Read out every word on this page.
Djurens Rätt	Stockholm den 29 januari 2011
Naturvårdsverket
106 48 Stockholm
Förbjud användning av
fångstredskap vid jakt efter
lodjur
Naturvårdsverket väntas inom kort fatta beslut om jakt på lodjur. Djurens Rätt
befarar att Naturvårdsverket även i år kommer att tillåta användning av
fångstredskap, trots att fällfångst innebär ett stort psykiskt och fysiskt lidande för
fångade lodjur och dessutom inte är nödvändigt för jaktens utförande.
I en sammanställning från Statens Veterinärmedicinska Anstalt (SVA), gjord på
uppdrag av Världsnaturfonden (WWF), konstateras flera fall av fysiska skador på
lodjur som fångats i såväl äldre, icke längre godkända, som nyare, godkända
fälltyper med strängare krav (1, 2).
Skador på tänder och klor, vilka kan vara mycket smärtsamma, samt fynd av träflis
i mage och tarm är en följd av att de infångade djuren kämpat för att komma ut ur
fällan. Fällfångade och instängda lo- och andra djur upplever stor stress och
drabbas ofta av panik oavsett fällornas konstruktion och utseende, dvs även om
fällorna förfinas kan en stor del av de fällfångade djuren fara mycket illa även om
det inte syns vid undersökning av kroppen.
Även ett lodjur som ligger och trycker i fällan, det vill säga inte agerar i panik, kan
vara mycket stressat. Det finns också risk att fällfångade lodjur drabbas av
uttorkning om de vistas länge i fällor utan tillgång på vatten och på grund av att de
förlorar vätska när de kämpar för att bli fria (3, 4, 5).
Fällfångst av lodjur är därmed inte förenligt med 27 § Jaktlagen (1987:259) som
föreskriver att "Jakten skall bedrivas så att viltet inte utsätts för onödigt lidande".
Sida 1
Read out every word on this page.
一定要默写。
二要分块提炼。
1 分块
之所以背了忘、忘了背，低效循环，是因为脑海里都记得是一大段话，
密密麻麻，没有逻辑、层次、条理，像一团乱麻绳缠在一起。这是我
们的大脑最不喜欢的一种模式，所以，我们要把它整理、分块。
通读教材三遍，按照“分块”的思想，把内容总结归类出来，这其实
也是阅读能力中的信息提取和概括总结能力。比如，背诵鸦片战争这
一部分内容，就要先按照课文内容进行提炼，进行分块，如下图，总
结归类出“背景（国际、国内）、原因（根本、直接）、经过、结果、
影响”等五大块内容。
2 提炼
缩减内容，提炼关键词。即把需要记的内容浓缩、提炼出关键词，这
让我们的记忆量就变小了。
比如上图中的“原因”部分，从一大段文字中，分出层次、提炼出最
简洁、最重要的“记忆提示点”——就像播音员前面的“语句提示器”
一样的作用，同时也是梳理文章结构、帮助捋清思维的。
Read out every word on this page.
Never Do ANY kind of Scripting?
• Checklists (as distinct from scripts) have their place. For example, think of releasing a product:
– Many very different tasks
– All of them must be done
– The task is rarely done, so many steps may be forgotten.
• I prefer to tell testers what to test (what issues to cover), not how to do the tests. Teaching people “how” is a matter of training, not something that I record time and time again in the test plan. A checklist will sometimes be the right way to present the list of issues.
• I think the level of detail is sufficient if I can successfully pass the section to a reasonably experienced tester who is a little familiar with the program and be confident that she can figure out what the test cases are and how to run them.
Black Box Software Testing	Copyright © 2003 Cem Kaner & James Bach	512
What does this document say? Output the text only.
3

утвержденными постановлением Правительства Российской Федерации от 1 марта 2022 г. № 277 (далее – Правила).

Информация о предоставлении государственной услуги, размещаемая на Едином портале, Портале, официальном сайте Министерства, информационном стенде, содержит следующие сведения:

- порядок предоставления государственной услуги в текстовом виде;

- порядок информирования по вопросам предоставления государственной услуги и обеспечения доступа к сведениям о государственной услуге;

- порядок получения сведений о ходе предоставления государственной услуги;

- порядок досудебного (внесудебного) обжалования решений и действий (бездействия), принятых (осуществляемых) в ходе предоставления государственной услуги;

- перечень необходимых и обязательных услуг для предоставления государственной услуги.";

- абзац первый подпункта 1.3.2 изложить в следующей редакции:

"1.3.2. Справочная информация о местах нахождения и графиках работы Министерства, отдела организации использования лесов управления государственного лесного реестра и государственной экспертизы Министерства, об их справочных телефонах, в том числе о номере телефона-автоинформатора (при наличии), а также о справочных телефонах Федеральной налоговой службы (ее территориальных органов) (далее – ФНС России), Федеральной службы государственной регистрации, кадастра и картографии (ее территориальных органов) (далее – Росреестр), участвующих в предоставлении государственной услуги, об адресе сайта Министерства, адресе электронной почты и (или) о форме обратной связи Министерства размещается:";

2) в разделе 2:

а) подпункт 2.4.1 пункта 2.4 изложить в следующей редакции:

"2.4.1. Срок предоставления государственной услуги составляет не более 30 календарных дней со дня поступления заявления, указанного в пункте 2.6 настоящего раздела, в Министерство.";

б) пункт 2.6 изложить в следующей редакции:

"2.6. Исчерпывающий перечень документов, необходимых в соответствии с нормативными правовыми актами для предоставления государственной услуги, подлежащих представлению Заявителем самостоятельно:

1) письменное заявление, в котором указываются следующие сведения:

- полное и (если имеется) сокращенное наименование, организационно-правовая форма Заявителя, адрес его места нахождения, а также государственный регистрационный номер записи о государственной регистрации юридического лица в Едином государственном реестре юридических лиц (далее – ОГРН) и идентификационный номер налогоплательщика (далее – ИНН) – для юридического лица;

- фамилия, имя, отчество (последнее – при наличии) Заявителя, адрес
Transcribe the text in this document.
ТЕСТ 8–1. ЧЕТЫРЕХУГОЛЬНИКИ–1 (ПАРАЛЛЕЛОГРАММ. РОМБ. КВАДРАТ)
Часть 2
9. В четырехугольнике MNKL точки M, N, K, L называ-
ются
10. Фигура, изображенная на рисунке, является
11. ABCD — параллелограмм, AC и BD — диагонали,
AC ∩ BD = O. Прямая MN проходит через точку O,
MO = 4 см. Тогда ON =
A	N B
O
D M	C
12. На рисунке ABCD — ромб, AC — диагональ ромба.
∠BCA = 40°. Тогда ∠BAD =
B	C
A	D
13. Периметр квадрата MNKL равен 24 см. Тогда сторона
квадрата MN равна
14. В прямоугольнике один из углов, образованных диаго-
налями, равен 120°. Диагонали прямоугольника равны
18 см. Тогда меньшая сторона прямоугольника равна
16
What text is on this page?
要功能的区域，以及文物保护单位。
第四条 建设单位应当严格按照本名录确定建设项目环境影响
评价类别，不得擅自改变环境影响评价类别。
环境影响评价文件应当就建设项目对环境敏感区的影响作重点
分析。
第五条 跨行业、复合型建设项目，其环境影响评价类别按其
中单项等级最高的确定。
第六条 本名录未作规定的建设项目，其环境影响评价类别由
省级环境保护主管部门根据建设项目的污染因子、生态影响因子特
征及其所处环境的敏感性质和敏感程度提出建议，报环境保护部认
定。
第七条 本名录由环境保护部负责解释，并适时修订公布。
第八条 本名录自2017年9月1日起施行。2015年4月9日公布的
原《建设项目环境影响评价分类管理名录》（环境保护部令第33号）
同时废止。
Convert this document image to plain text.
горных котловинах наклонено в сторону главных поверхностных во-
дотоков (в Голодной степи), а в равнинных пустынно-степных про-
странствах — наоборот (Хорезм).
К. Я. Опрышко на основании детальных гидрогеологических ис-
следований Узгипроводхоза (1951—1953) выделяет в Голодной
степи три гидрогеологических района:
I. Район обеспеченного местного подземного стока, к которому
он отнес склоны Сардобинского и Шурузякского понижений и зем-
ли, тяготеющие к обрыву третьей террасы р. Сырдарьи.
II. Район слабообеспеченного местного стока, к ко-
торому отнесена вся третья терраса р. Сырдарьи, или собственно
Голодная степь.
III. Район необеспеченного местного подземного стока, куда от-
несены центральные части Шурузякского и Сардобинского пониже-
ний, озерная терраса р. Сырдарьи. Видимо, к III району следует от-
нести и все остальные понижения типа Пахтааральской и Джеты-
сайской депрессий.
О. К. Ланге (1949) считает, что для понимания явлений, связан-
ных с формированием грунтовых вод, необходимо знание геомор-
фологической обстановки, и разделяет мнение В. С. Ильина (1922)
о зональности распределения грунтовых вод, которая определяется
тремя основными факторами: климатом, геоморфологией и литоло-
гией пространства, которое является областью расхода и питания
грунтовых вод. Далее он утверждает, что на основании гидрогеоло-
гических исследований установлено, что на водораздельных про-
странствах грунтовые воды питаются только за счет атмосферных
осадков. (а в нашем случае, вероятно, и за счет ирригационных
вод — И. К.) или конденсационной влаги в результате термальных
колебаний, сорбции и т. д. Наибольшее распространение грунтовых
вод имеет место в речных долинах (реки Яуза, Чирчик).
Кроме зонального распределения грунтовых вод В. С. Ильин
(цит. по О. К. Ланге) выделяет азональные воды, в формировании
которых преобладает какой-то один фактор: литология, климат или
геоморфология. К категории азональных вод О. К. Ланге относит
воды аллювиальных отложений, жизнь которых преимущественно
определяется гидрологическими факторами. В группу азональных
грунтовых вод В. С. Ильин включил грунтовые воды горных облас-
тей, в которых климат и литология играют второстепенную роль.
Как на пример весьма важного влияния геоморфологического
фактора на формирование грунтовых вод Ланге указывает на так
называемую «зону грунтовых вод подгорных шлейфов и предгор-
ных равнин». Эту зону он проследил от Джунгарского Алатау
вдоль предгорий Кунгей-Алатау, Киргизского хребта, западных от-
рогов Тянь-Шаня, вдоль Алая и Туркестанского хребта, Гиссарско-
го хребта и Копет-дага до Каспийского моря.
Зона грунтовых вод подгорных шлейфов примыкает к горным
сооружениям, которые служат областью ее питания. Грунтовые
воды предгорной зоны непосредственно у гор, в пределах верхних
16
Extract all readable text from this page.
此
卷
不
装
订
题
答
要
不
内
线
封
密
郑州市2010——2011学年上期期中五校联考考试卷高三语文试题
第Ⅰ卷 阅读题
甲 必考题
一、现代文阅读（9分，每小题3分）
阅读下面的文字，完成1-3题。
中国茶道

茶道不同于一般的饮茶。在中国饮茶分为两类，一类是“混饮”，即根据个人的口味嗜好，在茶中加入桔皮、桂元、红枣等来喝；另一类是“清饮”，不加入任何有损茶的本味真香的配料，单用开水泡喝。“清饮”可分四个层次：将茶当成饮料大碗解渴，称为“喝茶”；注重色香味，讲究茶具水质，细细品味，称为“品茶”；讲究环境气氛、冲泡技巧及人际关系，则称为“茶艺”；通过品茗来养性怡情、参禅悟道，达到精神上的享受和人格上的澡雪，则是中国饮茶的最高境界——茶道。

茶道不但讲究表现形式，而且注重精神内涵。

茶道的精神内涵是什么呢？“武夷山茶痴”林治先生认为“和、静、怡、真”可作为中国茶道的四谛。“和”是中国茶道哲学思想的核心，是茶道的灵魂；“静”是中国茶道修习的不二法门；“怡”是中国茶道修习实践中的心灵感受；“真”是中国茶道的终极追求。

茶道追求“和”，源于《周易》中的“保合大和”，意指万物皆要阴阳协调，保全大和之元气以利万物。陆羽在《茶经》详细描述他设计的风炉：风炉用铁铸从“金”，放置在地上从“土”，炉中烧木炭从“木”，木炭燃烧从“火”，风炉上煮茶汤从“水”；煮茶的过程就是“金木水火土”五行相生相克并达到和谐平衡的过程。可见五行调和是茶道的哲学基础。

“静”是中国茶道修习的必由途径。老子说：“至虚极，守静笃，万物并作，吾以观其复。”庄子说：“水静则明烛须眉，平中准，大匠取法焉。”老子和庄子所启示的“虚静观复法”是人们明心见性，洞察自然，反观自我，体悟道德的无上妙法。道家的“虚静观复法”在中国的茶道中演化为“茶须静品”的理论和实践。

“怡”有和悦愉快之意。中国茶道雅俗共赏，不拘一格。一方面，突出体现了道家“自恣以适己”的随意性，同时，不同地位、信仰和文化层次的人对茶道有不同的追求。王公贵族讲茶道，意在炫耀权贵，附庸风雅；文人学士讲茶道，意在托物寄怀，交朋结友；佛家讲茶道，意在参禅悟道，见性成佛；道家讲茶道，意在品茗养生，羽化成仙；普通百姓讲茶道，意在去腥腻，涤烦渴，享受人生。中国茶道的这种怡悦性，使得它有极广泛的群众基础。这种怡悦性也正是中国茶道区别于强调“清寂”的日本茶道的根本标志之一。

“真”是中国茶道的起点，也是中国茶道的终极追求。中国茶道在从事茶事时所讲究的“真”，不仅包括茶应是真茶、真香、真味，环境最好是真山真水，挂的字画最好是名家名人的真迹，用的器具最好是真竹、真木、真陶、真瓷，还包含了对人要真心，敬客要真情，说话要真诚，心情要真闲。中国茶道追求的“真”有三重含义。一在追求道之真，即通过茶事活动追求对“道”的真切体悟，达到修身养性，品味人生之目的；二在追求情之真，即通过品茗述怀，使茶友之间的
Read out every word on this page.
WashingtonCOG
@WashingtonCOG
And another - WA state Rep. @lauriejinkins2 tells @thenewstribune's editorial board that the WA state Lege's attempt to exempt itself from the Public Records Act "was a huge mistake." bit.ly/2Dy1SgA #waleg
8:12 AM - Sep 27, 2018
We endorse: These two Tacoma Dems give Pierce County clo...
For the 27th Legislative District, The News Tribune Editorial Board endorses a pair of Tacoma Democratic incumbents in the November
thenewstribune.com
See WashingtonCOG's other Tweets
===
Request >> Pick each line holding the word "that" out of the listing.

Answer in full >>
• I prefer to tell testers what to test (what issues to cover), not how to do the tests. Teaching people “how” is a matter of training, not something that I record time and time again in the test plan. A checklist will sometimes be the right way to present the list of issues.
• I think the level of detail is sufficient if I can successfully pass the section to a reasonably experienced tester who is a little familiar with the program and be confident that she can figure out what the test cases are and how to run them.
And another - WA state Rep. @lauriejinkins2 tells @thenewstribune's editorial board that the WA state Lege's attempt to exempt itself from the Public Records Act "was a huge mistake." bit.ly/2Dy1SgA #waleg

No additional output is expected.